--- START OF Given data ---

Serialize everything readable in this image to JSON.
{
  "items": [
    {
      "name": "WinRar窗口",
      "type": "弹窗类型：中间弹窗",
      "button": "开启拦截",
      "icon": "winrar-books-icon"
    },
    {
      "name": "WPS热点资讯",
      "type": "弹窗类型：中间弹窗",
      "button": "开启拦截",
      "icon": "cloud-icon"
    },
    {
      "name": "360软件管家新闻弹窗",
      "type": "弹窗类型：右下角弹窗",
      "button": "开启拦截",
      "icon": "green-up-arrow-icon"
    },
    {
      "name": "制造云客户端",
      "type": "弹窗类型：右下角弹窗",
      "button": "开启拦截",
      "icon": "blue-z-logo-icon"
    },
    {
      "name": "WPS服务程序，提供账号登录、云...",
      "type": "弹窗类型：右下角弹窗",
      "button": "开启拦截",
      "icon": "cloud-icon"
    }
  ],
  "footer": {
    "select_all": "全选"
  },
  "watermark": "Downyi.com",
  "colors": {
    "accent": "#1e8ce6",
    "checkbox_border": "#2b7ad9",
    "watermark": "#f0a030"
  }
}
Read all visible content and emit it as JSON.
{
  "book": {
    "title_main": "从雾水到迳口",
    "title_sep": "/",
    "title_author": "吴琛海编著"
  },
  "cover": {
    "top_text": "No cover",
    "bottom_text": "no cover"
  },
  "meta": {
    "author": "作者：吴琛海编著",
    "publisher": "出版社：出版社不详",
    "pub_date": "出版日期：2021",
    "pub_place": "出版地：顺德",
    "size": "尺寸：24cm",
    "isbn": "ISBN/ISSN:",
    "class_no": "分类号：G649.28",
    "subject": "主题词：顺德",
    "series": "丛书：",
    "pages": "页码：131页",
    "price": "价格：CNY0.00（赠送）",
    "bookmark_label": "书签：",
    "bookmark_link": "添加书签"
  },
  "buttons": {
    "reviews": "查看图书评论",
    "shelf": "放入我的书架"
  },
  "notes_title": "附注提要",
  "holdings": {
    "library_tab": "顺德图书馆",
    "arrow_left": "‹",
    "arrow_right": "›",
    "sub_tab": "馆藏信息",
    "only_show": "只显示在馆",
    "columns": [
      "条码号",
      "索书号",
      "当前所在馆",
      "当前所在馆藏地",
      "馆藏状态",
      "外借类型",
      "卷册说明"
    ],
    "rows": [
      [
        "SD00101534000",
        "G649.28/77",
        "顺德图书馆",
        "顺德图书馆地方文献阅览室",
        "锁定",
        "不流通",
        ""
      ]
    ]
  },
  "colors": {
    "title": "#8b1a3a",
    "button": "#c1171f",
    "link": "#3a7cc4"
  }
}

--- END OF Given data ---

Instructions for the task: Say how many lines in the records hold "JSON", with the number as the whole reply.

Result of this exercise: 2